The station turned off its analog transmitter at 12:30 p.m. on February 16, 2009. At around 1 p.m., WEAU's digital signal relocated from channel 39 to channel 13. On October 1, 2012, WEAU dropped the "-TV" suffix from its call sign. The transmission tower for WEAU was the tallest structure in the state of Wisconsin topping out at 2000 ft, or over 500 ft taller than the Empire State Building. The tower was shared with former sister radio station WAXX. On March 22, 2011, this tower collapsed during an intense winter storm that brought a mixture of terrible weather conditions. A replacement tower was completed by December 15, 2011, and broadcasts resumed on UHF channel 38 in late December.

In 2024, WEAU and WECX-LD aired 10 Milwaukee Bucks games as part of an agreement with Weigel Broadcasting.

==News operation==
WEAU tends to focus its local news coverage on Eau Claire and the Chippewa Valley, with a secondary emphasis on La Crosse.

WEAU constructed its own Doppler weather radar in 1979, becoming the first television station in the market to have its own device and no longer rely on delayed data from the National Weather Service. It premiered a 5 o'clock weeknight newscast on September 14, 1981. A satellite truck to provide live remote broadcasts came into use by 1983. The station was met with tragedy in September 1991 when weeknight news anchor Cindy Schott died unexpectedly. Her death was later the subject of a story on Real Life with Jane Pauley and Dateline NBC. WEAU resorted to a solo anchor format for the 6 and 10 p.m. news (John Froyd) following Schott's death but returned to a co-anchor format for their weeknight 10 o'clock program (Pat Kreitlow and Judy Clark) in August 1998 upon Froyd's retirement.

On August 28, 2006, WEAU entered into a news share agreement with Fox affiliates WLAX/WEUX (then owned by Grant Broadcasting System II). The arrangement resulted in those stations airing a weeknight prime time newscast produced by this NBC outlet. Known as Fox 25/48 News at 9, the half-hour broadcast would eventually be expanded to weekends starting January 20, 2007.

WLAX/WEUX features a majority of WEAU's on-air team except for maintaining a separate weeknight meteorologist and weekend news anchor (although they can fill in on the NBC outlet when needed). Fox 25/48 News at 9 originates from a secondary set at WEAU's studios and is fed to the WLAX/WEUX facility through a fiber-optic link. On August 5, 2011, WEAU upgraded its newscasts to high definition level. However, the WLAX/WEUX newscasts were not included in the change because they were produced from a secondary set that lacked HD cameras. As of fall 2015, Fox 25/48 News is broadcast in high definition.

=== Data excerpts ===
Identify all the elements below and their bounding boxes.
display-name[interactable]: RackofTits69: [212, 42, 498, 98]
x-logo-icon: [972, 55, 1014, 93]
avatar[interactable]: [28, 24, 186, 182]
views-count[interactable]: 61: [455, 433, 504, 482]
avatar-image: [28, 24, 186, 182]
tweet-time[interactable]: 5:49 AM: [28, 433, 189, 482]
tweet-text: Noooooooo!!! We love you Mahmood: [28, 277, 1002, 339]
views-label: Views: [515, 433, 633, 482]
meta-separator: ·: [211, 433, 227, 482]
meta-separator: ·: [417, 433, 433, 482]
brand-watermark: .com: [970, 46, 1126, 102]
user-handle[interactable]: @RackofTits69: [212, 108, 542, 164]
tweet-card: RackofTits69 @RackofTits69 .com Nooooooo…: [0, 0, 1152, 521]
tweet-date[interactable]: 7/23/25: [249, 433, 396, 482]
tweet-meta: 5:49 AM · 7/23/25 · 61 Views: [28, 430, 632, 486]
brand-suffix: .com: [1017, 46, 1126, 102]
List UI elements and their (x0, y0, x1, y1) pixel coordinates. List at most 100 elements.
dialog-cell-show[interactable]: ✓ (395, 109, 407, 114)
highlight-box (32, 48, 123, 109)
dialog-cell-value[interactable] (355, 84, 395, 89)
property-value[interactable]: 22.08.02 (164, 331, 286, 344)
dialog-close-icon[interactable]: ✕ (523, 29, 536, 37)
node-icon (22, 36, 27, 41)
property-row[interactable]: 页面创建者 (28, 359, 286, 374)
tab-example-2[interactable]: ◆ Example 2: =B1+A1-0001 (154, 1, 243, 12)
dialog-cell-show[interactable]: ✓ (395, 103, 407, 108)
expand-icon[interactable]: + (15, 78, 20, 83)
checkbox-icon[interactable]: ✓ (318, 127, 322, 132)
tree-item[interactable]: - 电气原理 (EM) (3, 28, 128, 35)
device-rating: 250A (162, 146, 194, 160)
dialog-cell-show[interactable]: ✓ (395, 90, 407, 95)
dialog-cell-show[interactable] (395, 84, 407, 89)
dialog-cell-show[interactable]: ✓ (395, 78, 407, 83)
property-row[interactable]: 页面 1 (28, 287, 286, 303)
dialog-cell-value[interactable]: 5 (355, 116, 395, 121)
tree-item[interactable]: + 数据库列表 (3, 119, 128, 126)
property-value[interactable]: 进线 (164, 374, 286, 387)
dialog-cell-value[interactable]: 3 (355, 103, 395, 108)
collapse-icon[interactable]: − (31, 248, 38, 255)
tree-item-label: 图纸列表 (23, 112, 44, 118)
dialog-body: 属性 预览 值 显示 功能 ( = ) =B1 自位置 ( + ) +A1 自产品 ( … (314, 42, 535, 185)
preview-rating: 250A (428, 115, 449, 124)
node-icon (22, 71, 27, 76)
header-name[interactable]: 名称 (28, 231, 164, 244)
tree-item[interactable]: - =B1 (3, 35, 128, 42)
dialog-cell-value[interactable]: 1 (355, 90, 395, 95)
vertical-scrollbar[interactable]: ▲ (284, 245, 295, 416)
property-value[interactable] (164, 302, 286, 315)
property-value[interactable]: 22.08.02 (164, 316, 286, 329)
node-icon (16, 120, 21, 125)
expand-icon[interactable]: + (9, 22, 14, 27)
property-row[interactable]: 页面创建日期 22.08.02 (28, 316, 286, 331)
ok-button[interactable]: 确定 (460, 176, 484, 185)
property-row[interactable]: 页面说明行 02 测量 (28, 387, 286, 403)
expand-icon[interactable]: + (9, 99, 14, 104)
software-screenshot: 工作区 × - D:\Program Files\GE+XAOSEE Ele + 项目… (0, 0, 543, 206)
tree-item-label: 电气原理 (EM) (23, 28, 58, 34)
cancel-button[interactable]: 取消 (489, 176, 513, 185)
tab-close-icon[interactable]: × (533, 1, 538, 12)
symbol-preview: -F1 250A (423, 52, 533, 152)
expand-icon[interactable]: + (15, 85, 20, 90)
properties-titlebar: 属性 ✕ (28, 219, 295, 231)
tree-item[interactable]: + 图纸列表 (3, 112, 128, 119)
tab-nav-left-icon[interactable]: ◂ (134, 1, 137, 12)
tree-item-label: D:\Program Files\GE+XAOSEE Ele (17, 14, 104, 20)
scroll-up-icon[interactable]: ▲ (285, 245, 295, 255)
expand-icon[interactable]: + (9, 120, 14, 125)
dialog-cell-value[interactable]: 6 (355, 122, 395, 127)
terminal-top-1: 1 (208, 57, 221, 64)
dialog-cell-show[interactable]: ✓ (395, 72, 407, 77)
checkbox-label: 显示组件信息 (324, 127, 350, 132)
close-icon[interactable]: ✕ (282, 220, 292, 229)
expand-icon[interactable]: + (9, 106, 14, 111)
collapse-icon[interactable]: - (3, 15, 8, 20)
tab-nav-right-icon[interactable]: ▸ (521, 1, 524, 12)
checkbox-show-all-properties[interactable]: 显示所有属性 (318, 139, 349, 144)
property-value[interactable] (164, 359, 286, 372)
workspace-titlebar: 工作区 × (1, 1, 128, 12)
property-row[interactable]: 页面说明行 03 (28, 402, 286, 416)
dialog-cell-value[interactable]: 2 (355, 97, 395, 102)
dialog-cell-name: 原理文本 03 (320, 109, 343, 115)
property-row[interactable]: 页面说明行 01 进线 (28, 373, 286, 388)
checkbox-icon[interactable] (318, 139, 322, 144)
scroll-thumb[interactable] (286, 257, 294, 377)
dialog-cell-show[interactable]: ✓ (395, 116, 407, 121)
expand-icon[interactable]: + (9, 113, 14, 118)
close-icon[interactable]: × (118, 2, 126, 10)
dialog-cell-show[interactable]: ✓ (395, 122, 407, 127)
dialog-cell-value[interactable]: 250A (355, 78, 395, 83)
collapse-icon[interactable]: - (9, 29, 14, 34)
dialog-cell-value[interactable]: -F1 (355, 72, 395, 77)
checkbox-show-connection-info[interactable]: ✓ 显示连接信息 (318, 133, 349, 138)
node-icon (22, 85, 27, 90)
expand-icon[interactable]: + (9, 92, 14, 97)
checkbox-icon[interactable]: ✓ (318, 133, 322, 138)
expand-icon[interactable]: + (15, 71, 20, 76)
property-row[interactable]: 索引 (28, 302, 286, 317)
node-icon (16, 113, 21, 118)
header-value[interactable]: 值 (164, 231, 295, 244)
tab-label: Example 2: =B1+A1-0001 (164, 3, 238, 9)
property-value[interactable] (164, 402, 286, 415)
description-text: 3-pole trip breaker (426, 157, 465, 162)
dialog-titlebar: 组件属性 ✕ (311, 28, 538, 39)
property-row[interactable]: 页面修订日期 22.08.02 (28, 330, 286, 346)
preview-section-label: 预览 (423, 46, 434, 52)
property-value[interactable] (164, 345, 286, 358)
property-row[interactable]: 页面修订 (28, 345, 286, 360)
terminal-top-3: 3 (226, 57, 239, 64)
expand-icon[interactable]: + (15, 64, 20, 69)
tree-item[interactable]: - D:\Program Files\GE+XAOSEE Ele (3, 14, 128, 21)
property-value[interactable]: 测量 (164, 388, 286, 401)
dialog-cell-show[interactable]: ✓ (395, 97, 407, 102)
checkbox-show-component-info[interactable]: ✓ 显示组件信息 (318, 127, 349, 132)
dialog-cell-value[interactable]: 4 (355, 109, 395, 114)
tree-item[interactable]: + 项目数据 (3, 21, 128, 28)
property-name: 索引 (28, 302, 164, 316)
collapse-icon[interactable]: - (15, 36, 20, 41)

=== Check your understanding ===
1 - Translate this sentence from the WEAU passage into Spanish: "On October 1, 2012, WEAU dropped the "-TV" suffix from its call sign."
2 - Give the part of the WEAU passage that opens with the words containing "The station turned" and closes with "with Weigel Broadcasting.", swapping "tower" for "mast".
3 - According to the WEAU passage, in what year did WEAU build its own Doppler weather radar?

=== List of solutions ===
1 - El 1 de octubre de 2012, WEAU eliminó el sufijo «-TV» de su indicativo de llamada.

2 -
The station turned off its analog transmitter at 12:30 p.m. on February 16, 2009. At around 1 p.m., WEAU's digital signal relocated from channel 39 to channel 13. On October 1, 2012, WEAU dropped the "-TV" suffix from its call sign. The transmission mast for WEAU was the tallest structure in the state of Wisconsin topping out at 2000 ft, or over 500 ft taller than the Empire State Building. The mast was shared with former sister radio station WAXX. On March 22, 2011, this mast collapsed during an intense winter storm that brought a mixture of terrible weather conditions. A replacement mast was completed by December 15, 2011, and broadcasts resumed on UHF channel 38 in late December.

In 2024, WEAU and WECX-LD aired 10 Milwaukee Bucks games as part of an agreement with Weigel Broadcasting.

3 - 1979